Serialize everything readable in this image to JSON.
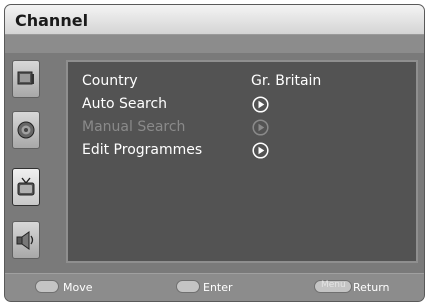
{
  "window": {
    "title": "Channel"
  },
  "menu": {
    "items": [
      {
        "label": "Country",
        "value": "Gr. Britain"
      },
      {
        "label": "Auto Search",
        "action_icon": "play-circle-icon"
      },
      {
        "label": "Manual Search",
        "action_icon": "play-circle-icon",
        "disabled": true
      },
      {
        "label": "Edit Programmes",
        "action_icon": "play-circle-icon"
      }
    ]
  },
  "sidebar": {
    "icons": [
      "picture-icon",
      "sound-icon",
      "channel-tv-icon",
      "setup-icon"
    ],
    "active_index": 2
  },
  "footer": {
    "move_label": "Move",
    "enter_label": "Enter",
    "menu_key_label": "Menu",
    "return_label": "Return"
  },
  "colors": {
    "panel": "#535353",
    "frame": "#7a7a7a",
    "text": "#ffffff",
    "disabled_text": "#8a8a8a"
  }
}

┄┄┄┄┄┄┄┄┄┄

Do this - Write out the entries above verbatim; the pictures do not belong in your copy.

Answer in full -
Serialize everything readable in this image to JSON.
{
  "window": {
    "title": "Channel"
  },
  "menu": {
    "items": [
      {
        "label": "Country",
        "value": "Gr. Britain"
      },
      {
        "label": "Auto Search",
        "action_icon": "play-circle-icon"
      },
      {
        "label": "Manual Search",
        "action_icon": "play-circle-icon",
        "disabled": true
      },
      {
        "label": "Edit Programmes",
        "action_icon": "play-circle-icon"
      }
    ]
  },
  "sidebar": {
    "icons": [
      "picture-icon",
      "sound-icon",
      "channel-tv-icon",
      "setup-icon"
    ],
    "active_index": 2
  },
  "footer": {
    "move_label": "Move",
    "enter_label": "Enter",
    "menu_key_label": "Menu",
    "return_label": "Return"
  },
  "colors": {
    "panel": "#535353",
    "frame": "#7a7a7a",
    "text": "#ffffff",
    "disabled_text": "#8a8a8a"
  }
}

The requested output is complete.